• Task goal:
Give the listing again in full, exactly as written.

>> Start Rows

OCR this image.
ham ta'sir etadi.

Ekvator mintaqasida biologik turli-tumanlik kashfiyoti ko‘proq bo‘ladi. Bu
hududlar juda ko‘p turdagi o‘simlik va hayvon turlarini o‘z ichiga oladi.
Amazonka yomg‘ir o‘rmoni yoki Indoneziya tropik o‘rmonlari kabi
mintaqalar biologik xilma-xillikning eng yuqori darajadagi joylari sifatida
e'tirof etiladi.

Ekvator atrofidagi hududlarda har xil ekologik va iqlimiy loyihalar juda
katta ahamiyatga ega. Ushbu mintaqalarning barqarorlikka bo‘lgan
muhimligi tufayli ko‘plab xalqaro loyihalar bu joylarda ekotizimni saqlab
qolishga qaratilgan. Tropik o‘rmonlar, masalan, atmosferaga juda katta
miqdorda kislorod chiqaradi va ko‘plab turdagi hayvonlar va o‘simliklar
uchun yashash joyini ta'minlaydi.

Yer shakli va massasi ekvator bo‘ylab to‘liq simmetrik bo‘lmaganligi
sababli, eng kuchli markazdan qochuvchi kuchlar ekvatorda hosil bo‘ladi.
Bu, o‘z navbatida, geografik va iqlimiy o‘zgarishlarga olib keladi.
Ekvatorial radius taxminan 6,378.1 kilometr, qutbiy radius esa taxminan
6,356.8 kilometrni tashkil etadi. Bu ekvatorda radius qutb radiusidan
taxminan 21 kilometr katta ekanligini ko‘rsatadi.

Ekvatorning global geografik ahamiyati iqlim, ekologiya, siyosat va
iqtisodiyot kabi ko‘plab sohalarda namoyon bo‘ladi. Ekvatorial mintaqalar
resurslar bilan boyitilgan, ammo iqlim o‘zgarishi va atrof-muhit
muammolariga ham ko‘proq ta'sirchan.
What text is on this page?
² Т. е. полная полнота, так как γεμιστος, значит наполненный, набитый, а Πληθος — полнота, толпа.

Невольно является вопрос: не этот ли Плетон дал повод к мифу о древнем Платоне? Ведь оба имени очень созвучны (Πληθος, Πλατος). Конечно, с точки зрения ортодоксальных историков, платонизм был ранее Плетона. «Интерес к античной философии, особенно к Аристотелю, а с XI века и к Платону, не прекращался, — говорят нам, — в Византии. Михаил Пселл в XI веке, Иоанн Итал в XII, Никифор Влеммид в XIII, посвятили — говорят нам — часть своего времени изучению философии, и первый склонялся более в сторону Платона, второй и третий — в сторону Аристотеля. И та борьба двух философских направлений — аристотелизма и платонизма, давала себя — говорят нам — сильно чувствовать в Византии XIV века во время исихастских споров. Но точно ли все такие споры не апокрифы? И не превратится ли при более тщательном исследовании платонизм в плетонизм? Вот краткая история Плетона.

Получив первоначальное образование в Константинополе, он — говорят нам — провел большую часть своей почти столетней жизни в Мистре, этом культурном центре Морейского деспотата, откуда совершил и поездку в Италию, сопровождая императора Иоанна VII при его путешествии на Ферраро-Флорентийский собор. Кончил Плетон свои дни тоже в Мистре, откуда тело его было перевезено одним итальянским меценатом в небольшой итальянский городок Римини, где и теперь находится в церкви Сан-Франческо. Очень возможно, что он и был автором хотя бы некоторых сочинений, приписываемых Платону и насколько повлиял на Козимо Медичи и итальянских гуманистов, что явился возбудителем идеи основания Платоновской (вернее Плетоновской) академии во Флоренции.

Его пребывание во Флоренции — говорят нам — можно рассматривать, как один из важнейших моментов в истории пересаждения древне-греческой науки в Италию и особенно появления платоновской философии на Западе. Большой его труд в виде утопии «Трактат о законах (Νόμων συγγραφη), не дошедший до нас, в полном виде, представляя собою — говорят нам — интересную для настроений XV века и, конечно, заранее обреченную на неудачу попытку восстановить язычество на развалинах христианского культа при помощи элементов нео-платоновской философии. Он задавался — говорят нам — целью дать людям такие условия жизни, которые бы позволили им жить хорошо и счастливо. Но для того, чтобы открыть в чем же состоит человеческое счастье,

>> End Rows

• Correct response:
OCR this image.
ham ta'sir etadi.

Ekvator mintaqasida biologik turli-tumanlik kashfiyoti ko‘proq bo‘ladi. Bu
hududlar juda ko‘p turdagi o‘simlik va hayvon turlarini o‘z ichiga oladi.
Amazonka yomg‘ir o‘rmoni yoki Indoneziya tropik o‘rmonlari kabi
mintaqalar biologik xilma-xillikning eng yuqori darajadagi joylari sifatida
e'tirof etiladi.

Ekvator atrofidagi hududlarda har xil ekologik va iqlimiy loyihalar juda
katta ahamiyatga ega. Ushbu mintaqalarning barqarorlikka bo‘lgan
muhimligi tufayli ko‘plab xalqaro loyihalar bu joylarda ekotizimni saqlab
qolishga qaratilgan. Tropik o‘rmonlar, masalan, atmosferaga juda katta
miqdorda kislorod chiqaradi va ko‘plab turdagi hayvonlar va o‘simliklar
uchun yashash joyini ta'minlaydi.

Yer shakli va massasi ekvator bo‘ylab to‘liq simmetrik bo‘lmaganligi
sababli, eng kuchli markazdan qochuvchi kuchlar ekvatorda hosil bo‘ladi.
Bu, o‘z navbatida, geografik va iqlimiy o‘zgarishlarga olib keladi.
Ekvatorial radius taxminan 6,378.1 kilometr, qutbiy radius esa taxminan
6,356.8 kilometrni tashkil etadi. Bu ekvatorda radius qutb radiusidan
taxminan 21 kilometr katta ekanligini ko‘rsatadi.

Ekvatorning global geografik ahamiyati iqlim, ekologiya, siyosat va
iqtisodiyot kabi ko‘plab sohalarda namoyon bo‘ladi. Ekvatorial mintaqalar
resurslar bilan boyitilgan, ammo iqlim o‘zgarishi va atrof-muhit
muammolariga ham ko‘proq ta'sirchan.
What text is on this page?
² Т. е. полная полнота, так как γεμιστος, значит наполненный, набитый, а Πληθος — полнота, толпа.

Невольно является вопрос: не этот ли Плетон дал повод к мифу о древнем Платоне? Ведь оба имени очень созвучны (Πληθος, Πλατος). Конечно, с точки зрения ортодоксальных историков, платонизм был ранее Плетона. «Интерес к античной философии, особенно к Аристотелю, а с XI века и к Платону, не прекращался, — говорят нам, — в Византии. Михаил Пселл в XI веке, Иоанн Итал в XII, Никифор Влеммид в XIII, посвятили — говорят нам — часть своего времени изучению философии, и первый склонялся более в сторону Платона, второй и третий — в сторону Аристотеля. И та борьба двух философских направлений — аристотелизма и платонизма, давала себя — говорят нам — сильно чувствовать в Византии XIV века во время исихастских споров. Но точно ли все такие споры не апокрифы? И не превратится ли при более тщательном исследовании платонизм в плетонизм? Вот краткая история Плетона.

Получив первоначальное образование в Константинополе, он — говорят нам — провел большую часть своей почти столетней жизни в Мистре, этом культурном центре Морейского деспотата, откуда совершил и поездку в Италию, сопровождая императора Иоанна VII при его путешествии на Ферраро-Флорентийский собор. Кончил Плетон свои дни тоже в Мистре, откуда тело его было перевезено одним итальянским меценатом в небольшой итальянский городок Римини, где и теперь находится в церкви Сан-Франческо. Очень возможно, что он и был автором хотя бы некоторых сочинений, приписываемых Платону и насколько повлиял на Козимо Медичи и итальянских гуманистов, что явился возбудителем идеи основания Платоновской (вернее Плетоновской) академии во Флоренции.

Его пребывание во Флоренции — говорят нам — можно рассматривать, как один из важнейших моментов в истории пересаждения древне-греческой науки в Италию и особенно появления платоновской философии на Западе. Большой его труд в виде утопии «Трактат о законах (Νόμων συγγραφη), не дошедший до нас, в полном виде, представляя собою — говорят нам — интересную для настроений XV века и, конечно, заранее обреченную на неудачу попытку восстановить язычество на развалинах христианского культа при помощи элементов нео-платоновской философии. Он задавался — говорят нам — целью дать людям такие условия жизни, которые бы позволили им жить хорошо и счастливо. Но для того, чтобы открыть в чем же состоит человеческое счастье,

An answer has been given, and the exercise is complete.